Challenge. Print the listing that follows, character for character.

Supplied information.
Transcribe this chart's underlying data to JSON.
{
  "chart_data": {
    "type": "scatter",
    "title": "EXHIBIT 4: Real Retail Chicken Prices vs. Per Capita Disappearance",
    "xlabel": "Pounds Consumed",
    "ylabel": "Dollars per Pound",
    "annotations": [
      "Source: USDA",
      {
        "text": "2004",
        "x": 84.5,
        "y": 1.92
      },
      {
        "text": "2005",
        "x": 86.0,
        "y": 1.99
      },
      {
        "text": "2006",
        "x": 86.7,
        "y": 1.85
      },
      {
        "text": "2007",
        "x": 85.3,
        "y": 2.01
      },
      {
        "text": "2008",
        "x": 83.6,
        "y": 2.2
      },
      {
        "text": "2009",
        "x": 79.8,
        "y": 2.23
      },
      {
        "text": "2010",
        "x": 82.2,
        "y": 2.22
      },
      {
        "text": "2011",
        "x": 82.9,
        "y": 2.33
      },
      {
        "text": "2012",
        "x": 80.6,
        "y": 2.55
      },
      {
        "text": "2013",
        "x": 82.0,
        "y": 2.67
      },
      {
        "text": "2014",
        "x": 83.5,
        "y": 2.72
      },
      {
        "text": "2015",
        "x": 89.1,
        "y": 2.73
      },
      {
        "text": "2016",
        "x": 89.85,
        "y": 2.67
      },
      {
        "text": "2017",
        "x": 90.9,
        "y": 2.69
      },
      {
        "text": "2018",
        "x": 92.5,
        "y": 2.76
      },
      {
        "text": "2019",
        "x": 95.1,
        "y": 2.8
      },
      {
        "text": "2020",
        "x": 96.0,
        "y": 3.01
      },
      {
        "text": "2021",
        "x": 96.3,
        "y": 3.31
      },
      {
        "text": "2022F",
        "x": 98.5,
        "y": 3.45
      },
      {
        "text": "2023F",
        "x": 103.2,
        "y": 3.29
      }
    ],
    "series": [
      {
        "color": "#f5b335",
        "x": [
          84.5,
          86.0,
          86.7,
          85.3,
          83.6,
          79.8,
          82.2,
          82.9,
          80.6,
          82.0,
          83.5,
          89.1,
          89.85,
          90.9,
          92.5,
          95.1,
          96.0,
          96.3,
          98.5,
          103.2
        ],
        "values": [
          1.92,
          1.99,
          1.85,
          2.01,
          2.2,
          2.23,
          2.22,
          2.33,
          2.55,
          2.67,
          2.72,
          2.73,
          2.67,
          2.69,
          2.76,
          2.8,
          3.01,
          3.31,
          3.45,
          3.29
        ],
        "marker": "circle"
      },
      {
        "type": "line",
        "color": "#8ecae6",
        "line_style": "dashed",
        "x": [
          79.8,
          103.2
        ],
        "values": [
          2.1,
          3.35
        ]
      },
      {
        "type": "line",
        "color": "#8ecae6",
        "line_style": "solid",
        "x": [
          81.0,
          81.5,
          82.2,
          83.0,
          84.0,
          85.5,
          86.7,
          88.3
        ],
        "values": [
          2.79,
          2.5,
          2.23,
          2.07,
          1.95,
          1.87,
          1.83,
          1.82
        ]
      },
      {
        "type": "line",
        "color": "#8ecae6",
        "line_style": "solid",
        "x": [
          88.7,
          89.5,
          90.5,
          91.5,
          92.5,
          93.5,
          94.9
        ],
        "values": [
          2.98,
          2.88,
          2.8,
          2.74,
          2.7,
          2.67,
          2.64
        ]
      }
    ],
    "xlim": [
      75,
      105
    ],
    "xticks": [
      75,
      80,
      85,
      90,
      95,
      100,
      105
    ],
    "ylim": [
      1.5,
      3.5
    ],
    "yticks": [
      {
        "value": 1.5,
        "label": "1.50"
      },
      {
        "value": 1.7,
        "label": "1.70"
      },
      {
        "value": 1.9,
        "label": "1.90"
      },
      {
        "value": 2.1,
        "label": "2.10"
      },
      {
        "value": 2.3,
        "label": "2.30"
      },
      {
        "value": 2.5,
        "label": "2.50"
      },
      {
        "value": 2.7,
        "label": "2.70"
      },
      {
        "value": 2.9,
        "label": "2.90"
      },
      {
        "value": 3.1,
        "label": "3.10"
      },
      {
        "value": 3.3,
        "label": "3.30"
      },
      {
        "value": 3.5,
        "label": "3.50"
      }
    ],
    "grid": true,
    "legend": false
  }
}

Task result.
Transcribe this chart's underlying data to JSON.
{
  "chart_data": {
    "type": "scatter",
    "title": "EXHIBIT 4: Real Retail Chicken Prices vs. Per Capita Disappearance",
    "xlabel": "Pounds Consumed",
    "ylabel": "Dollars per Pound",
    "annotations": [
      "Source: USDA",
      {
        "text": "2004",
        "x": 84.5,
        "y": 1.92
      },
      {
        "text": "2005",
        "x": 86.0,
        "y": 1.99
      },
      {
        "text": "2006",
        "x": 86.7,
        "y": 1.85
      },
      {
        "text": "2007",
        "x": 85.3,
        "y": 2.01
      },
      {
        "text": "2008",
        "x": 83.6,
        "y": 2.2
      },
      {
        "text": "2009",
        "x": 79.8,
        "y": 2.23
      },
      {
        "text": "2010",
        "x": 82.2,
        "y": 2.22
      },
      {
        "text": "2011",
        "x": 82.9,
        "y": 2.33
      },
      {
        "text": "2012",
        "x": 80.6,
        "y": 2.55
      },
      {
        "text": "2013",
        "x": 82.0,
        "y": 2.67
      },
      {
        "text": "2014",
        "x": 83.5,
        "y": 2.72
      },
      {
        "text": "2015",
        "x": 89.1,
        "y": 2.73
      },
      {
        "text": "2016",
        "x": 89.85,
        "y": 2.67
      },
      {
        "text": "2017",
        "x": 90.9,
        "y": 2.69
      },
      {
        "text": "2018",
        "x": 92.5,
        "y": 2.76
      },
      {
        "text": "2019",
        "x": 95.1,
        "y": 2.8
      },
      {
        "text": "2020",
        "x": 96.0,
        "y": 3.01
      },
      {
        "text": "2021",
        "x": 96.3,
        "y": 3.31
      },
      {
        "text": "2022F",
        "x": 98.5,
        "y": 3.45
      },
      {
        "text": "2023F",
        "x": 103.2,
        "y": 3.29
      }
    ],
    "series": [
      {
        "color": "#f5b335",
        "x": [
          84.5,
          86.0,
          86.7,
          85.3,
          83.6,
          79.8,
          82.2,
          82.9,
          80.6,
          82.0,
          83.5,
          89.1,
          89.85,
          90.9,
          92.5,
          95.1,
          96.0,
          96.3,
          98.5,
          103.2
        ],
        "values": [
          1.92,
          1.99,
          1.85,
          2.01,
          2.2,
          2.23,
          2.22,
          2.33,
          2.55,
          2.67,
          2.72,
          2.73,
          2.67,
          2.69,
          2.76,
          2.8,
          3.01,
          3.31,
          3.45,
          3.29
        ],
        "marker": "circle"
      },
      {
        "type": "line",
        "color": "#8ecae6",
        "line_style": "dashed",
        "x": [
          79.8,
          103.2
        ],
        "values": [
          2.1,
          3.35
        ]
      },
      {
        "type": "line",
        "color": "#8ecae6",
        "line_style": "solid",
        "x": [
          81.0,
          81.5,
          82.2,
          83.0,
          84.0,
          85.5,
          86.7,
          88.3
        ],
        "values": [
          2.79,
          2.5,
          2.23,
          2.07,
          1.95,
          1.87,
          1.83,
          1.82
        ]
      },
      {
        "type": "line",
        "color": "#8ecae6",
        "line_style": "solid",
        "x": [
          88.7,
          89.5,
          90.5,
          91.5,
          92.5,
          93.5,
          94.9
        ],
        "values": [
          2.98,
          2.88,
          2.8,
          2.74,
          2.7,
          2.67,
          2.64
        ]
      }
    ],
    "xlim": [
      75,
      105
    ],
    "xticks": [
      75,
      80,
      85,
      90,
      95,
      100,
      105
    ],
    "ylim": [
      1.5,
      3.5
    ],
    "yticks": [
      {
        "value": 1.5,
        "label": "1.50"
      },
      {
        "value": 1.7,
        "label": "1.70"
      },
      {
        "value": 1.9,
        "label": "1.90"
      },
      {
        "value": 2.1,
        "label": "2.10"
      },
      {
        "value": 2.3,
        "label": "2.30"
      },
      {
        "value": 2.5,
        "label": "2.50"
      },
      {
        "value": 2.7,
        "label": "2.70"
      },
      {
        "value": 2.9,
        "label": "2.90"
      },
      {
        "value": 3.1,
        "label": "3.10"
      },
      {
        "value": 3.3,
        "label": "3.30"
      },
      {
        "value": 3.5,
        "label": "3.50"
      }
    ],
    "grid": true,
    "legend": false
  }
}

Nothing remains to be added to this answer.